Problem description:
Repeat the lines that follow, leaving nothing out.

** BEGIN **

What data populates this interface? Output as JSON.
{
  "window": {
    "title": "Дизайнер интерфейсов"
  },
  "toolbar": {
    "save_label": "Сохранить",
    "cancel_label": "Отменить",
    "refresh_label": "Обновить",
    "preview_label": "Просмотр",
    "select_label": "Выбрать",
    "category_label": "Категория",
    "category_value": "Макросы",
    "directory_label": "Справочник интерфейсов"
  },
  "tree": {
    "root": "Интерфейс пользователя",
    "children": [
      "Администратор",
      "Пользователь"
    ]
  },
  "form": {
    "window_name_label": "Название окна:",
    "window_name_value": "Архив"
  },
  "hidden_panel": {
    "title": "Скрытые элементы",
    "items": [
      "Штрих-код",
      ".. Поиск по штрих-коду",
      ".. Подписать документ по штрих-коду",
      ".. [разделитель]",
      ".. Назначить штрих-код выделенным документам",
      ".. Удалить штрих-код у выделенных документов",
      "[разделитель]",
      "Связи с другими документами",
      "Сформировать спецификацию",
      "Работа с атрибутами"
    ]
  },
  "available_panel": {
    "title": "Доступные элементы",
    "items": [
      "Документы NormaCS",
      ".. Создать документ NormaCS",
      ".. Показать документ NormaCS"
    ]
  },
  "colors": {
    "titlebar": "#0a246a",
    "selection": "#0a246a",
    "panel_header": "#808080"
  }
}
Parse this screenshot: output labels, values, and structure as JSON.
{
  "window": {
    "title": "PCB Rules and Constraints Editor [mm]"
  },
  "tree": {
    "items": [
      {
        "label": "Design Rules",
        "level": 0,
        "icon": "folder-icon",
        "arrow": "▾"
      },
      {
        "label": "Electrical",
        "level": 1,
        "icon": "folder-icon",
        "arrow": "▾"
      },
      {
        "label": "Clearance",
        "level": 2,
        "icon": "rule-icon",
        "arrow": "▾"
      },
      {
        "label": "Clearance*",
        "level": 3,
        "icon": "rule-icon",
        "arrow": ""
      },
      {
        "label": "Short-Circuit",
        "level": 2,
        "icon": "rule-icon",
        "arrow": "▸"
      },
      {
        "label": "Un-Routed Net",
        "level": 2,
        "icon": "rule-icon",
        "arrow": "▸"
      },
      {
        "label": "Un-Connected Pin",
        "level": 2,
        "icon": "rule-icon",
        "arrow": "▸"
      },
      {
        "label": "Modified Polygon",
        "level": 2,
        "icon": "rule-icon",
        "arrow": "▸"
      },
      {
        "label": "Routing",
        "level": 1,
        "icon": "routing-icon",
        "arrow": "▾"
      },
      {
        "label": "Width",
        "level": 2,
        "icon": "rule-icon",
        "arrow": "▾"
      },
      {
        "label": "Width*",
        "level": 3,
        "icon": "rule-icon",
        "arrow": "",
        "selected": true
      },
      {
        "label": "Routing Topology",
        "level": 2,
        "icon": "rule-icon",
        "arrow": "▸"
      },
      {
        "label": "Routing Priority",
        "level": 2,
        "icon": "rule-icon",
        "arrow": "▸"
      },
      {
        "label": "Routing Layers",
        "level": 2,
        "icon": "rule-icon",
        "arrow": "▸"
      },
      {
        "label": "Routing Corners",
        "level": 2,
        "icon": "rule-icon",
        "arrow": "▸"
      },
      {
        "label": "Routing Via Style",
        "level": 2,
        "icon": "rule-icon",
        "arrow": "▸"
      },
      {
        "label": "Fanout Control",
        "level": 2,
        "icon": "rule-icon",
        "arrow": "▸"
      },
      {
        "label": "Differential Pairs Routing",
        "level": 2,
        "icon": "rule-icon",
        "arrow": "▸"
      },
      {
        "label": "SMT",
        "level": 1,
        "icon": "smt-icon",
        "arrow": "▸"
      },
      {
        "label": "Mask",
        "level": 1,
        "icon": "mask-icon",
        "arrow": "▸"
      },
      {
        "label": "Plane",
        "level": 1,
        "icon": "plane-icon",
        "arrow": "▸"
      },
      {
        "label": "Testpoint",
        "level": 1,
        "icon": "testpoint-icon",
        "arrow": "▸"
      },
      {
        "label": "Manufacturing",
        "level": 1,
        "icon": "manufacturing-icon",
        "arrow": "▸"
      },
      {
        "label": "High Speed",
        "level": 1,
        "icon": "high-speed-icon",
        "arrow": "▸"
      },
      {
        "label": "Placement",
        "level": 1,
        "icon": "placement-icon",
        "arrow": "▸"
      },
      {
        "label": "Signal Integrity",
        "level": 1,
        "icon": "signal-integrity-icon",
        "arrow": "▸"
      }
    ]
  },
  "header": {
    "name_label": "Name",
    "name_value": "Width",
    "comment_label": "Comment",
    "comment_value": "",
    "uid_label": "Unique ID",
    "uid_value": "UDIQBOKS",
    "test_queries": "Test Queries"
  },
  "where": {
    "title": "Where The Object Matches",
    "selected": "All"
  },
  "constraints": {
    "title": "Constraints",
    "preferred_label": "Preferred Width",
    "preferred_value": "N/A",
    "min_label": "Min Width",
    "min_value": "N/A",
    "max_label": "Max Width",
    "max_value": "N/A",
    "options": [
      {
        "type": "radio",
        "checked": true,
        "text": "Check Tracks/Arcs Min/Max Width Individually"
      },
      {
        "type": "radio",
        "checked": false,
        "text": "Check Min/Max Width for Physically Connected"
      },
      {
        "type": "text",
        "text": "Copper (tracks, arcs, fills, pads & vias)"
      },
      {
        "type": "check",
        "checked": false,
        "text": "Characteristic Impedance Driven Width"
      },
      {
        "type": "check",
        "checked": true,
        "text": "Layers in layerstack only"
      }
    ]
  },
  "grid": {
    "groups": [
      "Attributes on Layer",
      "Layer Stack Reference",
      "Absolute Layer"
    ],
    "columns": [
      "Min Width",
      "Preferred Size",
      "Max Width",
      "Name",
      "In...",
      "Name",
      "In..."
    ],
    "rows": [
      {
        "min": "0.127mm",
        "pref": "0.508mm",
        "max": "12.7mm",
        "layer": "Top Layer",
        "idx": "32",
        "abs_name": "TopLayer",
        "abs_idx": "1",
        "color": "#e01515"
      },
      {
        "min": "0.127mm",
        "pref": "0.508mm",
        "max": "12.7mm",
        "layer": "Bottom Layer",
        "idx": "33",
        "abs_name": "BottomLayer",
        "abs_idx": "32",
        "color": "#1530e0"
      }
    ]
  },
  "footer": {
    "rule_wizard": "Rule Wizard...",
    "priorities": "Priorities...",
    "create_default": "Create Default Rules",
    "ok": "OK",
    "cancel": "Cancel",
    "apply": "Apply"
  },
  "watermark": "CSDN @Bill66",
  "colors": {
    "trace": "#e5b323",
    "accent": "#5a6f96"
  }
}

** END **

Response to the exercise:
What data populates this interface? Output as JSON.
{
  "window": {
    "title": "Дизайнер интерфейсов"
  },
  "toolbar": {
    "save_label": "Сохранить",
    "cancel_label": "Отменить",
    "refresh_label": "Обновить",
    "preview_label": "Просмотр",
    "select_label": "Выбрать",
    "category_label": "Категория",
    "category_value": "Макросы",
    "directory_label": "Справочник интерфейсов"
  },
  "tree": {
    "root": "Интерфейс пользователя",
    "children": [
      "Администратор",
      "Пользователь"
    ]
  },
  "form": {
    "window_name_label": "Название окна:",
    "window_name_value": "Архив"
  },
  "hidden_panel": {
    "title": "Скрытые элементы",
    "items": [
      "Штрих-код",
      ".. Поиск по штрих-коду",
      ".. Подписать документ по штрих-коду",
      ".. [разделитель]",
      ".. Назначить штрих-код выделенным документам",
      ".. Удалить штрих-код у выделенных документов",
      "[разделитель]",
      "Связи с другими документами",
      "Сформировать спецификацию",
      "Работа с атрибутами"
    ]
  },
  "available_panel": {
    "title": "Доступные элементы",
    "items": [
      "Документы NormaCS",
      ".. Создать документ NormaCS",
      ".. Показать документ NormaCS"
    ]
  },
  "colors": {
    "titlebar": "#0a246a",
    "selection": "#0a246a",
    "panel_header": "#808080"
  }
}
Parse this screenshot: output labels, values, and structure as JSON.
{
  "window": {
    "title": "PCB Rules and Constraints Editor [mm]"
  },
  "tree": {
    "items": [
      {
        "label": "Design Rules",
        "level": 0,
        "icon": "folder-icon",
        "arrow": "▾"
      },
      {
        "label": "Electrical",
        "level": 1,
        "icon": "folder-icon",
        "arrow": "▾"
      },
      {
        "label": "Clearance",
        "level": 2,
        "icon": "rule-icon",
        "arrow": "▾"
      },
      {
        "label": "Clearance*",
        "level": 3,
        "icon": "rule-icon",
        "arrow": ""
      },
      {
        "label": "Short-Circuit",
        "level": 2,
        "icon": "rule-icon",
        "arrow": "▸"
      },
      {
        "label": "Un-Routed Net",
        "level": 2,
        "icon": "rule-icon",
        "arrow": "▸"
      },
      {
        "label": "Un-Connected Pin",
        "level": 2,
        "icon": "rule-icon",
        "arrow": "▸"
      },
      {
        "label": "Modified Polygon",
        "level": 2,
        "icon": "rule-icon",
        "arrow": "▸"
      },
      {
        "label": "Routing",
        "level": 1,
        "icon": "routing-icon",
        "arrow": "▾"
      },
      {
        "label": "Width",
        "level": 2,
        "icon": "rule-icon",
        "arrow": "▾"
      },
      {
        "label": "Width*",
        "level": 3,
        "icon": "rule-icon",
        "arrow": "",
        "selected": true
      },
      {
        "label": "Routing Topology",
        "level": 2,
        "icon": "rule-icon",
        "arrow": "▸"
      },
      {
        "label": "Routing Priority",
        "level": 2,
        "icon": "rule-icon",
        "arrow": "▸"
      },
      {
        "label": "Routing Layers",
        "level": 2,
        "icon": "rule-icon",
        "arrow": "▸"
      },
      {
        "label": "Routing Corners",
        "level": 2,
        "icon": "rule-icon",
        "arrow": "▸"
      },
      {
        "label": "Routing Via Style",
        "level": 2,
        "icon": "rule-icon",
        "arrow": "▸"
      },
      {
        "label": "Fanout Control",
        "level": 2,
        "icon": "rule-icon",
        "arrow": "▸"
      },
      {
        "label": "Differential Pairs Routing",
        "level": 2,
        "icon": "rule-icon",
        "arrow": "▸"
      },
      {
        "label": "SMT",
        "level": 1,
        "icon": "smt-icon",
        "arrow": "▸"
      },
      {
        "label": "Mask",
        "level": 1,
        "icon": "mask-icon",
        "arrow": "▸"
      },
      {
        "label": "Plane",
        "level": 1,
        "icon": "plane-icon",
        "arrow": "▸"
      },
      {
        "label": "Testpoint",
        "level": 1,
        "icon": "testpoint-icon",
        "arrow": "▸"
      },
      {
        "label": "Manufacturing",
        "level": 1,
        "icon": "manufacturing-icon",
        "arrow": "▸"
      },
      {
        "label": "High Speed",
        "level": 1,
        "icon": "high-speed-icon",
        "arrow": "▸"
      },
      {
        "label": "Placement",
        "level": 1,
        "icon": "placement-icon",
        "arrow": "▸"
      },
      {
        "label": "Signal Integrity",
        "level": 1,
        "icon": "signal-integrity-icon",
        "arrow": "▸"
      }
    ]
  },
  "header": {
    "name_label": "Name",
    "name_value": "Width",
    "comment_label": "Comment",
    "comment_value": "",
    "uid_label": "Unique ID",
    "uid_value": "UDIQBOKS",
    "test_queries": "Test Queries"
  },
  "where": {
    "title": "Where The Object Matches",
    "selected": "All"
  },
  "constraints": {
    "title": "Constraints",
    "preferred_label": "Preferred Width",
    "preferred_value": "N/A",
    "min_label": "Min Width",
    "min_value": "N/A",
    "max_label": "Max Width",
    "max_value": "N/A",
    "options": [
      {
        "type": "radio",
        "checked": true,
        "text": "Check Tracks/Arcs Min/Max Width Individually"
      },
      {
        "type": "radio",
        "checked": false,
        "text": "Check Min/Max Width for Physically Connected"
      },
      {
        "type": "text",
        "text": "Copper (tracks, arcs, fills, pads & vias)"
      },
      {
        "type": "check",
        "checked": false,
        "text": "Characteristic Impedance Driven Width"
      },
      {
        "type": "check",
        "checked": true,
        "text": "Layers in layerstack only"
      }
    ]
  },
  "grid": {
    "groups": [
      "Attributes on Layer",
      "Layer Stack Reference",
      "Absolute Layer"
    ],
    "columns": [
      "Min Width",
      "Preferred Size",
      "Max Width",
      "Name",
      "In...",
      "Name",
      "In..."
    ],
    "rows": [
      {
        "min": "0.127mm",
        "pref": "0.508mm",
        "max": "12.7mm",
        "layer": "Top Layer",
        "idx": "32",
        "abs_name": "TopLayer",
        "abs_idx": "1",
        "color": "#e01515"
      },
      {
        "min": "0.127mm",
        "pref": "0.508mm",
        "max": "12.7mm",
        "layer": "Bottom Layer",
        "idx": "33",
        "abs_name": "BottomLayer",
        "abs_idx": "32",
        "color": "#1530e0"
      }
    ]
  },
  "footer": {
    "rule_wizard": "Rule Wizard...",
    "priorities": "Priorities...",
    "create_default": "Create Default Rules",
    "ok": "OK",
    "cancel": "Cancel",
    "apply": "Apply"
  },
  "watermark": "CSDN @Bill66",
  "colors": {
    "trace": "#e5b323",
    "accent": "#5a6f96"
  }
}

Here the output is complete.